━━━━━ Records supplied
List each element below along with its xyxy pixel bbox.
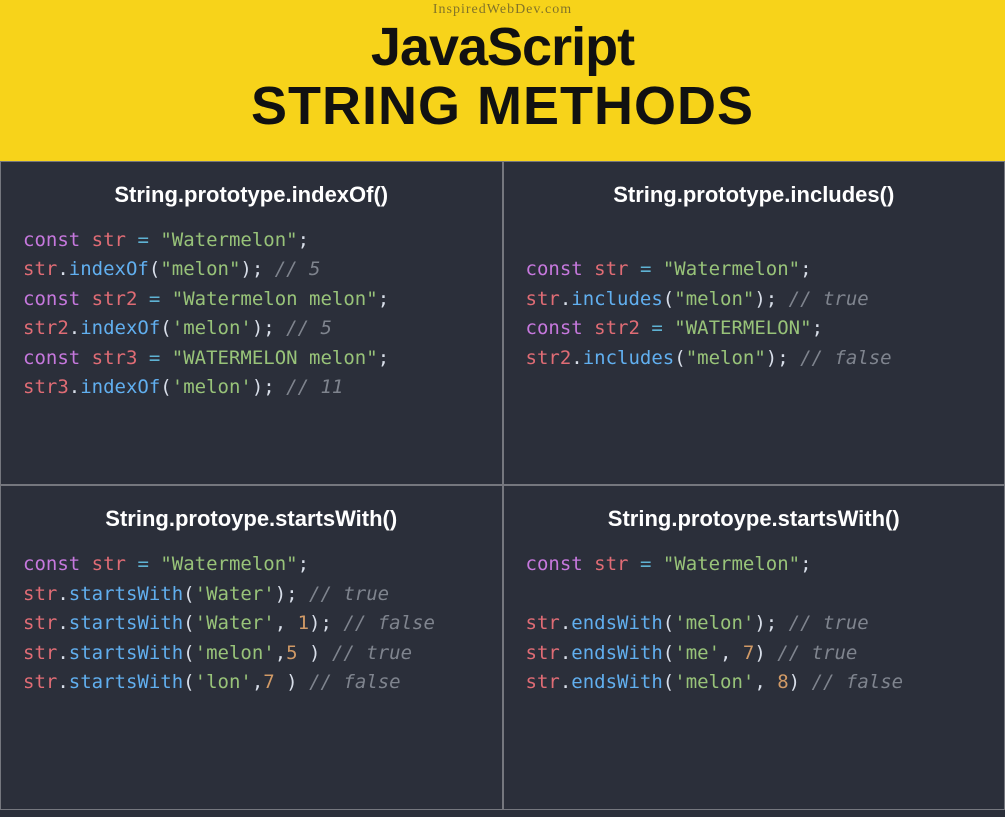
cell-endswith: String.protoype.startsWith() const str =… bbox=[503, 485, 1005, 810]
methods-grid: String.prototype.indexOf() const str = "… bbox=[0, 161, 1005, 810]
code-block: const str = "Watermelon"; str.includes("… bbox=[526, 226, 983, 373]
code-block: const str = "Watermelon"; str.endsWith('… bbox=[526, 550, 983, 697]
cell-title: String.prototype.includes() bbox=[526, 182, 983, 208]
cell-indexof: String.prototype.indexOf() const str = "… bbox=[0, 161, 503, 486]
title-line-2: STRING METHODS bbox=[0, 77, 1005, 136]
cell-title: String.protoype.startsWith() bbox=[23, 506, 480, 532]
code-block: const str = "Watermelon"; str.indexOf("m… bbox=[23, 226, 480, 403]
code-block: const str = "Watermelon"; str.startsWith… bbox=[23, 550, 480, 697]
cell-title: String.prototype.indexOf() bbox=[23, 182, 480, 208]
source-url: InspiredWebDev.com bbox=[0, 0, 1005, 18]
cell-title: String.protoype.startsWith() bbox=[526, 506, 983, 532]
cell-includes: String.prototype.includes() const str = … bbox=[503, 161, 1005, 486]
header: InspiredWebDev.com JavaScript STRING MET… bbox=[0, 0, 1005, 161]
cell-startswith: String.protoype.startsWith() const str =… bbox=[0, 485, 503, 810]
title-line-1: JavaScript bbox=[0, 18, 1005, 77]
━━━━━━━━━━
Please reproduce every entry above line for line, leaving out the pictures.

* _Result for this exercise_:
List each element below along with its xyxy pixel bbox.
cell-endswith: String.protoype.startsWith() const str =… bbox=[503, 485, 1005, 810]
methods-grid: String.prototype.indexOf() const str = "… bbox=[0, 161, 1005, 810]
code-block: const str = "Watermelon"; str.includes("… bbox=[526, 226, 983, 373]
code-block: const str = "Watermelon"; str.endsWith('… bbox=[526, 550, 983, 697]
cell-title: String.prototype.includes() bbox=[526, 182, 983, 208]
cell-indexof: String.prototype.indexOf() const str = "… bbox=[0, 161, 503, 486]
title-line-2: STRING METHODS bbox=[0, 77, 1005, 136]
cell-title: String.protoype.startsWith() bbox=[23, 506, 480, 532]
code-block: const str = "Watermelon"; str.indexOf("m… bbox=[23, 226, 480, 403]
code-block: const str = "Watermelon"; str.startsWith… bbox=[23, 550, 480, 697]
cell-title: String.prototype.indexOf() bbox=[23, 182, 480, 208]
source-url: InspiredWebDev.com bbox=[0, 0, 1005, 18]
cell-title: String.protoype.startsWith() bbox=[526, 506, 983, 532]
cell-includes: String.prototype.includes() const str = … bbox=[503, 161, 1005, 486]
header: InspiredWebDev.com JavaScript STRING MET… bbox=[0, 0, 1005, 161]
cell-startswith: String.protoype.startsWith() const str =… bbox=[0, 485, 503, 810]
title-line-1: JavaScript bbox=[0, 18, 1005, 77]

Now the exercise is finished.